§ Short exercise: Search the material for the string "false", then return every line where it is found.

-- start Records provided --

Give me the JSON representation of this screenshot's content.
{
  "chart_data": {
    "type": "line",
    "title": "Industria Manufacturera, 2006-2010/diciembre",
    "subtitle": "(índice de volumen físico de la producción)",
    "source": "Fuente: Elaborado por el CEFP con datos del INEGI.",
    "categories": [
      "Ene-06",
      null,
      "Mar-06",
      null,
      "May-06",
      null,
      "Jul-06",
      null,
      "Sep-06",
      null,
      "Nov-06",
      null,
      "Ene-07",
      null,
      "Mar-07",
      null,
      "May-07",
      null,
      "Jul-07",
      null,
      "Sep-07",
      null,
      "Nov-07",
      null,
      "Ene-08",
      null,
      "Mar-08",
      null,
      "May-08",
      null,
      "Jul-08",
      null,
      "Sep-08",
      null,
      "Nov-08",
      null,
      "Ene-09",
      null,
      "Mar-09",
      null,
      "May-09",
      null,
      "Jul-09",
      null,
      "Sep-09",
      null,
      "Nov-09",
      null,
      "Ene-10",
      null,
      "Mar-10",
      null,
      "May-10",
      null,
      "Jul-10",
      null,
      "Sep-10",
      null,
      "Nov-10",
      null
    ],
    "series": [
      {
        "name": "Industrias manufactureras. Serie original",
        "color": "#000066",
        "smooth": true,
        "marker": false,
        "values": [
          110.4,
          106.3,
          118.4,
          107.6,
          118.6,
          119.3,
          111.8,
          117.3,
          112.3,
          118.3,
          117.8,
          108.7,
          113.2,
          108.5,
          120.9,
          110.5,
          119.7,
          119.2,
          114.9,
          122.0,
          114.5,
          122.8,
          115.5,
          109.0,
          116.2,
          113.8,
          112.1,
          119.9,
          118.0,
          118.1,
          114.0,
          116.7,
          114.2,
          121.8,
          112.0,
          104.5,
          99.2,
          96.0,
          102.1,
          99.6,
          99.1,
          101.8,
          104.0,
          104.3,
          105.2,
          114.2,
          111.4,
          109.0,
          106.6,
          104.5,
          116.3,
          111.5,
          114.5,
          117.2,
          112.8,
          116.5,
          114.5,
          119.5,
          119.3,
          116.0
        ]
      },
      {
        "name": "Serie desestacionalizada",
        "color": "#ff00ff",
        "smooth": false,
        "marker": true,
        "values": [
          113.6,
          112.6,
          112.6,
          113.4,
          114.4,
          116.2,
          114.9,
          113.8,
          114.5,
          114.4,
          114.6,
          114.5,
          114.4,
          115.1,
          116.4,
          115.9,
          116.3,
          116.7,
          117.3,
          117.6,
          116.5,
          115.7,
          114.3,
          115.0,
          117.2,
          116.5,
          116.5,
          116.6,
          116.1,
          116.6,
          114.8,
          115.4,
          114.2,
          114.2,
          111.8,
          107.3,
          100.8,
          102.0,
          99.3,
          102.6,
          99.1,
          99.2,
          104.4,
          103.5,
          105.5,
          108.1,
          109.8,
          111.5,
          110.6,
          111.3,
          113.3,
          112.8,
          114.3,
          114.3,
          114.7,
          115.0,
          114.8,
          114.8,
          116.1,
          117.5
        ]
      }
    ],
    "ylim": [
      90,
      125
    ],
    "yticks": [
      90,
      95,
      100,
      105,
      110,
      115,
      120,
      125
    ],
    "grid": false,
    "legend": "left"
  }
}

-- end Records provided --

§ Result below:
        "marker": false,
        "smooth": false,
    "grid": false,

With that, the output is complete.